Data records
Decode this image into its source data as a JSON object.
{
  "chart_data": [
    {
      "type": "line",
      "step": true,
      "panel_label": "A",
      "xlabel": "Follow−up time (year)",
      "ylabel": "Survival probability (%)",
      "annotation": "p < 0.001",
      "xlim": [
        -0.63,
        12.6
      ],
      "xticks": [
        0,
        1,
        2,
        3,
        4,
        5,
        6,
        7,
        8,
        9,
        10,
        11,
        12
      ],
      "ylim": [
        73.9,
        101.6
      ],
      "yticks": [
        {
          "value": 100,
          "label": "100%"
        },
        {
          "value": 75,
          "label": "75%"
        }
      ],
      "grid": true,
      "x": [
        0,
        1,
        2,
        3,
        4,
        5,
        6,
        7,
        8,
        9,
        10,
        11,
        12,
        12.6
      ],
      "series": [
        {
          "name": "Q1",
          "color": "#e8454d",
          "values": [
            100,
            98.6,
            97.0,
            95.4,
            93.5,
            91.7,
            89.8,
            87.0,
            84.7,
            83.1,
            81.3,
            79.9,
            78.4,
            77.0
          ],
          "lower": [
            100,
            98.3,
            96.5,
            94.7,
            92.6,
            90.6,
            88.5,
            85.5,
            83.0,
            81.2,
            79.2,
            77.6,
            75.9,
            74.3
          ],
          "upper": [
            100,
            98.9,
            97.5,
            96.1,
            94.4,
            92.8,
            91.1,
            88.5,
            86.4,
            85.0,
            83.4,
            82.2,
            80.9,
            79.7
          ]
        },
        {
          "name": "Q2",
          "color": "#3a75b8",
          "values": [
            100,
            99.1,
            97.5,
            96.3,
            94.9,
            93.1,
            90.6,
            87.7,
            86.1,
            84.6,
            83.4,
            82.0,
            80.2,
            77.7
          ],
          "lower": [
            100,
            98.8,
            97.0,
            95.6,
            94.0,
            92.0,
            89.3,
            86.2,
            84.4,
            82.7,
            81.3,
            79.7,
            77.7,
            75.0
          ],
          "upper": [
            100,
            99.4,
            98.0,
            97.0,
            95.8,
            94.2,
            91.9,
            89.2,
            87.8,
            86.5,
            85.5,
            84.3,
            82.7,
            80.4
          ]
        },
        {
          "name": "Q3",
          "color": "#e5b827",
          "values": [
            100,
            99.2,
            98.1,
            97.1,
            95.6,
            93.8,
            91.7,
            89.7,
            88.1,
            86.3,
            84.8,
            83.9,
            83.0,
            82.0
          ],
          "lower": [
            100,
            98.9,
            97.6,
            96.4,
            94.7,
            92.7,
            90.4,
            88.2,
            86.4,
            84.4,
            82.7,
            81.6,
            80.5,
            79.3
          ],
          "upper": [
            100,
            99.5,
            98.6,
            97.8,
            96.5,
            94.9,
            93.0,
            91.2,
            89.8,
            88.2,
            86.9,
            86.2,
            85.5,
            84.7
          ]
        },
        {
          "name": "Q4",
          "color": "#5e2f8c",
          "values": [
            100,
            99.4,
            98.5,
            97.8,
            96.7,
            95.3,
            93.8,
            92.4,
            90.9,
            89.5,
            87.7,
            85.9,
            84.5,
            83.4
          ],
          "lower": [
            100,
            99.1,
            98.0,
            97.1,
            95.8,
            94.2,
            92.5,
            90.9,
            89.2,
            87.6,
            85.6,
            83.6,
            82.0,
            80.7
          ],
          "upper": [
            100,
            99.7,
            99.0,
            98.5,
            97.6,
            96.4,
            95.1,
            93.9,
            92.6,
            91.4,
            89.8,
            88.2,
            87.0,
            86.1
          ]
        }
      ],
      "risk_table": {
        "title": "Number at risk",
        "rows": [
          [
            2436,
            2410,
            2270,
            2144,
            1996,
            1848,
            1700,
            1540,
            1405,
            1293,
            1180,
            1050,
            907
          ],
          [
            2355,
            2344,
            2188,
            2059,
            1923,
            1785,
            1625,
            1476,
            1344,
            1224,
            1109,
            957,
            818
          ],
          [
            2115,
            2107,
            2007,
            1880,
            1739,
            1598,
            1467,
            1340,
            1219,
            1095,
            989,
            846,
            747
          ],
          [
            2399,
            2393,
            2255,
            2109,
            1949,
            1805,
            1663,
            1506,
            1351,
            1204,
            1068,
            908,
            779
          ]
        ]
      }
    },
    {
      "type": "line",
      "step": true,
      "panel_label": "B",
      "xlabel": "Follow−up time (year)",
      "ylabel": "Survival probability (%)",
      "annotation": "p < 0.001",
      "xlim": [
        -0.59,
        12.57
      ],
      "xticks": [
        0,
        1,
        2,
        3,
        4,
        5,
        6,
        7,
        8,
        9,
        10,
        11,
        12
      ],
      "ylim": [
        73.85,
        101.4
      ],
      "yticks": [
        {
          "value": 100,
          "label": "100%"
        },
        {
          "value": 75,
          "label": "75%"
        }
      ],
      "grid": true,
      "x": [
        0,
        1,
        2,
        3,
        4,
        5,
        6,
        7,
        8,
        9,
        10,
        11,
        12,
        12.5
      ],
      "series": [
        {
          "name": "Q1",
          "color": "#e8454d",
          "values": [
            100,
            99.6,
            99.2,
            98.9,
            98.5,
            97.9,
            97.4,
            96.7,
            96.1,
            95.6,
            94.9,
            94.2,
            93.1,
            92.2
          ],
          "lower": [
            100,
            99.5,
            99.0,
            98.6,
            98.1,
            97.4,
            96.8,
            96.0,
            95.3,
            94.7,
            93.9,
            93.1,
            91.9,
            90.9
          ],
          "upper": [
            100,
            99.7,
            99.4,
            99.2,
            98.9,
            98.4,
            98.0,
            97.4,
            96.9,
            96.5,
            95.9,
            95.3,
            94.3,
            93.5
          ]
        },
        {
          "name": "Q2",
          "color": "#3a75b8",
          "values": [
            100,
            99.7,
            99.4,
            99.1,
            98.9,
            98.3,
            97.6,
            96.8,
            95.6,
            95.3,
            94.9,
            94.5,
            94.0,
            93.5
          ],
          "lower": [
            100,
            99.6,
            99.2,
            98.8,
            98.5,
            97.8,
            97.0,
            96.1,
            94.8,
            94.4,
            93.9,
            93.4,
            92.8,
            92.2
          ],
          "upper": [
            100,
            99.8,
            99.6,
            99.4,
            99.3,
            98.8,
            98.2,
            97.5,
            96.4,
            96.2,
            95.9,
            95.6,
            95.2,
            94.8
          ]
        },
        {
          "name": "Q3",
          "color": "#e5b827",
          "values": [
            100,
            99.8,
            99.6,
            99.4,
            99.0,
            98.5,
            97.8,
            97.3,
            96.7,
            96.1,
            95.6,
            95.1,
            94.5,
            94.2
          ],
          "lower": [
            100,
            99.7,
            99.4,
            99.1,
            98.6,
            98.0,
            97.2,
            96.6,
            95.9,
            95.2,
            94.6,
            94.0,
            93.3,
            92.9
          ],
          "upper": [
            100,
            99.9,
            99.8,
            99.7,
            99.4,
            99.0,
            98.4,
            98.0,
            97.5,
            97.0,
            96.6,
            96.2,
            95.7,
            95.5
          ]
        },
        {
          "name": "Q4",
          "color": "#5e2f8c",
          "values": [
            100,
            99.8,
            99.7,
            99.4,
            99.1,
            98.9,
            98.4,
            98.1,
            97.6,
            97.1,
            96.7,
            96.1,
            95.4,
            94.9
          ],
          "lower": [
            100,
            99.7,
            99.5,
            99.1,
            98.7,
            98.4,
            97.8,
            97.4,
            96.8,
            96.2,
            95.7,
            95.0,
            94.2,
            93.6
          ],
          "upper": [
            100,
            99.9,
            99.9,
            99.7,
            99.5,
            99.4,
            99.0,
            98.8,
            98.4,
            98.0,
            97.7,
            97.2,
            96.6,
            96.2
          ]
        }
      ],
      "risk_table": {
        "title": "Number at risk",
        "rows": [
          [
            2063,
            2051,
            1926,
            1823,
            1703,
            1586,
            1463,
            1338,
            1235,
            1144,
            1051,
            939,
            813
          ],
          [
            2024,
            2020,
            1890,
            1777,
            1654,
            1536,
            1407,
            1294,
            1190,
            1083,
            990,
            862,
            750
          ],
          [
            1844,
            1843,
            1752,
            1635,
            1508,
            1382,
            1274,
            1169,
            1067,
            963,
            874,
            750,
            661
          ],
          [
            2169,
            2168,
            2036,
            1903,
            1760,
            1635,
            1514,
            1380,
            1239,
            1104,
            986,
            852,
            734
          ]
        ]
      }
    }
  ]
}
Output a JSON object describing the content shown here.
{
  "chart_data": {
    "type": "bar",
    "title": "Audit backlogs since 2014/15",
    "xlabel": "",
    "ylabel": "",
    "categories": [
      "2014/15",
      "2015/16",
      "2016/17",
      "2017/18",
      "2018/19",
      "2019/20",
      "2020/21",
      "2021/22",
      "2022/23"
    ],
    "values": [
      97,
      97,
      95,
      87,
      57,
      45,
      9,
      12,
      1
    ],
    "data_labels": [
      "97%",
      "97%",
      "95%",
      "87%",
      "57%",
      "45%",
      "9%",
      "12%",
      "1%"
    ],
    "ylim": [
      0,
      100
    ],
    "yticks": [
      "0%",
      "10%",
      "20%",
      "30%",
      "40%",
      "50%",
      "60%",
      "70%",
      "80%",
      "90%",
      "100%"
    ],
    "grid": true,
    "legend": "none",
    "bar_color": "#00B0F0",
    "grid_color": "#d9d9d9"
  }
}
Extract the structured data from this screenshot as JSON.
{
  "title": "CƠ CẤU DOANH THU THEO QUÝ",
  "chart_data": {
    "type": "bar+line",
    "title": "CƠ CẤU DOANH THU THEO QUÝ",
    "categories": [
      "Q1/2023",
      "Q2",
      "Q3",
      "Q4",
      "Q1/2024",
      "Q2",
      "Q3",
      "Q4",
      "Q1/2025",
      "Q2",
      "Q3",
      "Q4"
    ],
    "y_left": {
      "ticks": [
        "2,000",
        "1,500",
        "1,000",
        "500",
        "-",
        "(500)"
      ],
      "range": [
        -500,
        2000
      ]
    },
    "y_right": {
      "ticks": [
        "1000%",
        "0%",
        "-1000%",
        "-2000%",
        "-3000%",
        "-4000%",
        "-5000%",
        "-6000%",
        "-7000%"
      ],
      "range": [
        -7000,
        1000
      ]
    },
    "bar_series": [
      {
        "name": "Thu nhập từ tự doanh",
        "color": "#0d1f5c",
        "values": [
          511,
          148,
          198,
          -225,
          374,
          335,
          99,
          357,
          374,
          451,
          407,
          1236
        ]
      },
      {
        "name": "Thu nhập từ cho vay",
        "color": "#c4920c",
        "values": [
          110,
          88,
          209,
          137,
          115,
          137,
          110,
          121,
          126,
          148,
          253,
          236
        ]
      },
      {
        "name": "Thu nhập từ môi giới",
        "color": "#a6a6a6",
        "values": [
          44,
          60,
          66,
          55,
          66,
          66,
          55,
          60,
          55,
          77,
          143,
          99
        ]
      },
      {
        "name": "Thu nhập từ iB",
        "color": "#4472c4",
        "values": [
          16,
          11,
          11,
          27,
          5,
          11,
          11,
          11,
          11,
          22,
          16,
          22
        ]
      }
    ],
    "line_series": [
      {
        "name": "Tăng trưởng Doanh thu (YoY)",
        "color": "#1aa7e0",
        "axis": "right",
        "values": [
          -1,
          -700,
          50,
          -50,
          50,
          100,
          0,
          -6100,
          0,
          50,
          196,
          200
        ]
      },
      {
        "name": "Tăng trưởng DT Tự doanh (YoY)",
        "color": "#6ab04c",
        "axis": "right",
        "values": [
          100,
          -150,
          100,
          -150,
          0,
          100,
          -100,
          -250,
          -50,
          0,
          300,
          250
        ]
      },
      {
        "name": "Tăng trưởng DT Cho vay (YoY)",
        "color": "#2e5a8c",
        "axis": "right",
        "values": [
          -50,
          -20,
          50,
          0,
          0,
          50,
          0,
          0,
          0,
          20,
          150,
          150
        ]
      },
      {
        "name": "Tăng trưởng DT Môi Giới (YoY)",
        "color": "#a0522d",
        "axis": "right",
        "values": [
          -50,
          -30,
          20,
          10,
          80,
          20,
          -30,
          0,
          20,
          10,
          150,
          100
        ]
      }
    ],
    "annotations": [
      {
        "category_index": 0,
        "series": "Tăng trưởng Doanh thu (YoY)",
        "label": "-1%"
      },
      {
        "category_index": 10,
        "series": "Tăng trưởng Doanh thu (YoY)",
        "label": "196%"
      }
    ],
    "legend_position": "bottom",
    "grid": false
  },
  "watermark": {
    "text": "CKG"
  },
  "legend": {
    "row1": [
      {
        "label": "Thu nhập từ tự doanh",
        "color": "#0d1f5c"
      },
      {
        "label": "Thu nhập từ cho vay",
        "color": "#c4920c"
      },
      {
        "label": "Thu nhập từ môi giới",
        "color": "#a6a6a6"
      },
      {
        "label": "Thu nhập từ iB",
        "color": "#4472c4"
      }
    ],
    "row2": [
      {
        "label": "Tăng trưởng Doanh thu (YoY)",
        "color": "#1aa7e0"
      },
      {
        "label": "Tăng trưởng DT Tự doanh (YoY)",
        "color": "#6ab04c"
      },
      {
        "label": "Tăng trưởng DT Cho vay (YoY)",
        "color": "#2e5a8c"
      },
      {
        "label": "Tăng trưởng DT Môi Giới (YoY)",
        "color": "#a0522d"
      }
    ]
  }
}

Directions: Extract, from the material above, each line holding the word "Tăng".

Reply:
        "name": "Tăng trưởng Doanh thu (YoY)",
        "name": "Tăng trưởng DT Tự doanh (YoY)",
        "name": "Tăng trưởng DT Cho vay (YoY)",
        "name": "Tăng trưởng DT Môi Giới (YoY)",
        "series": "Tăng trưởng Doanh thu (YoY)",
        "series": "Tăng trưởng Doanh thu (YoY)",
        "label": "Tăng trưởng Doanh thu (YoY)",
        "label": "Tăng trưởng DT Tự doanh (YoY)",
        "label": "Tăng trưởng DT Cho vay (YoY)",
        "label": "Tăng trưởng DT Môi Giới (YoY)",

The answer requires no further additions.